Excerpted data

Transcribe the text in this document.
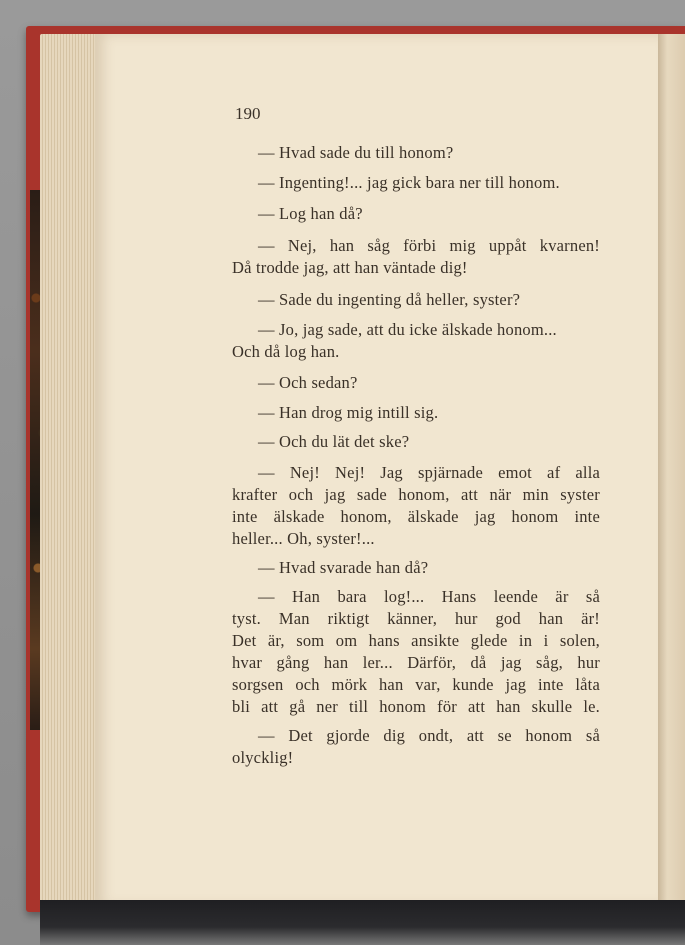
190
— Hvad sade du till honom?
— Ingenting!... jag gick bara ner till honom.
— Log han då?
— Nej, han såg förbi mig uppåt kvarnen!
Då trodde jag, att han väntade dig!
— Sade du ingenting då heller, syster?
— Jo, jag sade, att du icke älskade honom...
Och då log han.
— Och sedan?
— Han drog mig intill sig.
— Och du lät det ske?
— Nej! Nej! Jag spjärnade emot af alla
krafter och jag sade honom, att när min syster
inte älskade honom, älskade jag honom inte
heller... Oh, syster!...
— Hvad svarade han då?
— Han bara log!... Hans leende är så
tyst. Man riktigt känner, hur god han är!
Det är, som om hans ansikte glede in i solen,
hvar gång han ler... Därför, då jag såg, hur
sorgsen och mörk han var, kunde jag inte låta
bli att gå ner till honom för att han skulle le.
— Det gjorde dig ondt, att se honom så
olycklig!
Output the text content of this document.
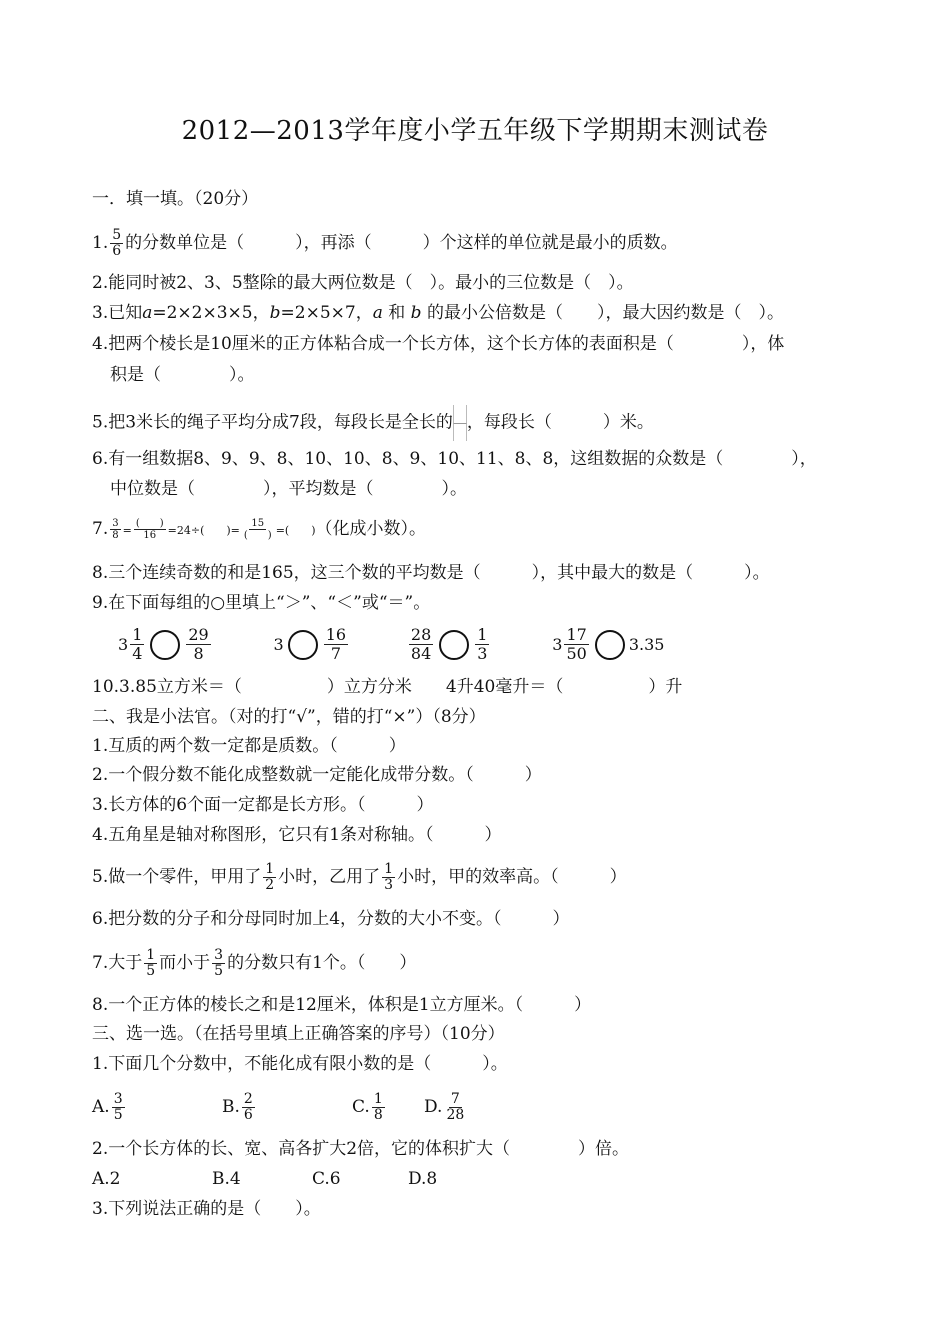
2012—2013学年度小学五年级下学期期末测试卷
一．填一填。（20分）
1. $\frac{5}{6}$ 的分数单位是（　　　），再添（　　　）个这样的单位就是最小的质数。
2.能同时被2、3、5整除的最大两位数是（　）。最小的三位数是（　）。
3.已知a=2×2×3×5，b=2×5×7，a 和 b 的最小公倍数是（　　），最大因约数是（　）。
4.把两个棱长是10厘米的正方体粘合成一个长方体，这个长方体的表面积是（　　　　），体
积是（　　　　）。
5.把3米长的绳子平均分成7段，每段长是全长的 ，每段长（　　　）米。
6.有一组数据8、9、9、8、10、10、8、9、10、11、8、8，这组数据的众数是（　　　　），
中位数是（　　　　），平均数是（　　　　）。
7. $\frac{3}{8} = \frac{( )}{16} =24\div$(　　)= $\frac{15}{( )}$ =(　　)（化成小数）。
8.三个连续奇数的和是165，这三个数的平均数是（　　　），其中最大的数是（　　　）。
9.在下面每组的○里填上“＞”、“＜”或“＝”。
$3 \frac{1}{4}$	$\frac{29}{8}$
	3	$\frac{16}{7}$
	$\frac{28}{84}$	$\frac{1}{3}$
	$3 \frac{17}{50}$	3.35
10.3.85立方米＝（　　　　　）立方分米　　4升40毫升＝（　　　　　）升
二、我是小法官。（对的打“√”，错的打“×”）（8分）
1.互质的两个数一定都是质数。（　　　）
2.一个假分数不能化成整数就一定能化成带分数。（　　　）
3.长方体的6个面一定都是长方形。（　　　）
4.五角星是轴对称图形，它只有1条对称轴。（　　　）
5.做一个零件，甲用了 $\frac{1}{2}$ 小时，乙用了 $\frac{1}{3}$ 小时，甲的效率高。（　　　）
6.把分数的分子和分母同时加上4，分数的大小不变。（　　　）
7.大于 $\frac{1}{5}$ 而小于 $\frac{3}{5}$ 的分数只有1个。（　　）
8.一个正方体的棱长之和是12厘米，体积是1立方厘米。（　　　）
三、选一选。（在括号里填上正确答案的序号）（10分）
1.下面几个分数中，不能化成有限小数的是（　　　）。
A. $\frac{3}{5}$	B. $\frac{2}{6}$	C. $\frac{1}{8} D$. $\frac{7}{28}$
2.一个长方体的长、宽、高各扩大2倍，它的体积扩大（　　　　）倍。
A.2	B.4	C.6	D.8
3.下列说法正确的是（　　）。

Set task
Quote the material exactly. Pictures stay out.

Reply
Transcribe the text in this document.
190
— Hvad sade du till honom?
— Ingenting!... jag gick bara ner till honom.
— Log han då?
— Nej, han såg förbi mig uppåt kvarnen!
Då trodde jag, att han väntade dig!
— Sade du ingenting då heller, syster?
— Jo, jag sade, att du icke älskade honom...
Och då log han.
— Och sedan?
— Han drog mig intill sig.
— Och du lät det ske?
— Nej! Nej! Jag spjärnade emot af alla
krafter och jag sade honom, att när min syster
inte älskade honom, älskade jag honom inte
heller... Oh, syster!...
— Hvad svarade han då?
— Han bara log!... Hans leende är så
tyst. Man riktigt känner, hur god han är!
Det är, som om hans ansikte glede in i solen,
hvar gång han ler... Därför, då jag såg, hur
sorgsen och mörk han var, kunde jag inte låta
bli att gå ner till honom för att han skulle le.
— Det gjorde dig ondt, att se honom så
olycklig!
Output the text content of this document.
2012—2013学年度小学五年级下学期期末测试卷
一．填一填。（20分）
1. $\frac{5}{6}$ 的分数单位是（　　　），再添（　　　）个这样的单位就是最小的质数。
2.能同时被2、3、5整除的最大两位数是（　）。最小的三位数是（　）。
3.已知a=2×2×3×5，b=2×5×7，a 和 b 的最小公倍数是（　　），最大因约数是（　）。
4.把两个棱长是10厘米的正方体粘合成一个长方体，这个长方体的表面积是（　　　　），体
积是（　　　　）。
5.把3米长的绳子平均分成7段，每段长是全长的 ，每段长（　　　）米。
6.有一组数据8、9、9、8、10、10、8、9、10、11、8、8，这组数据的众数是（　　　　），
中位数是（　　　　），平均数是（　　　　）。
7. $\frac{3}{8} = \frac{( )}{16} =24\div$(　　)= $\frac{15}{( )}$ =(　　)（化成小数）。
8.三个连续奇数的和是165，这三个数的平均数是（　　　），其中最大的数是（　　　）。
9.在下面每组的○里填上“＞”、“＜”或“＝”。
$3 \frac{1}{4}$	$\frac{29}{8}$
	3	$\frac{16}{7}$
	$\frac{28}{84}$	$\frac{1}{3}$
	$3 \frac{17}{50}$	3.35
10.3.85立方米＝（　　　　　）立方分米　　4升40毫升＝（　　　　　）升
二、我是小法官。（对的打“√”，错的打“×”）（8分）
1.互质的两个数一定都是质数。（　　　）
2.一个假分数不能化成整数就一定能化成带分数。（　　　）
3.长方体的6个面一定都是长方形。（　　　）
4.五角星是轴对称图形，它只有1条对称轴。（　　　）
5.做一个零件，甲用了 $\frac{1}{2}$ 小时，乙用了 $\frac{1}{3}$ 小时，甲的效率高。（　　　）
6.把分数的分子和分母同时加上4，分数的大小不变。（　　　）
7.大于 $\frac{1}{5}$ 而小于 $\frac{3}{5}$ 的分数只有1个。（　　）
8.一个正方体的棱长之和是12厘米，体积是1立方厘米。（　　　）
三、选一选。（在括号里填上正确答案的序号）（10分）
1.下面几个分数中，不能化成有限小数的是（　　　）。
A. $\frac{3}{5}$	B. $\frac{2}{6}$	C. $\frac{1}{8} D$. $\frac{7}{28}$
2.一个长方体的长、宽、高各扩大2倍，它的体积扩大（　　　　）倍。
A.2	B.4	C.6	D.8
3.下列说法正确的是（　　）。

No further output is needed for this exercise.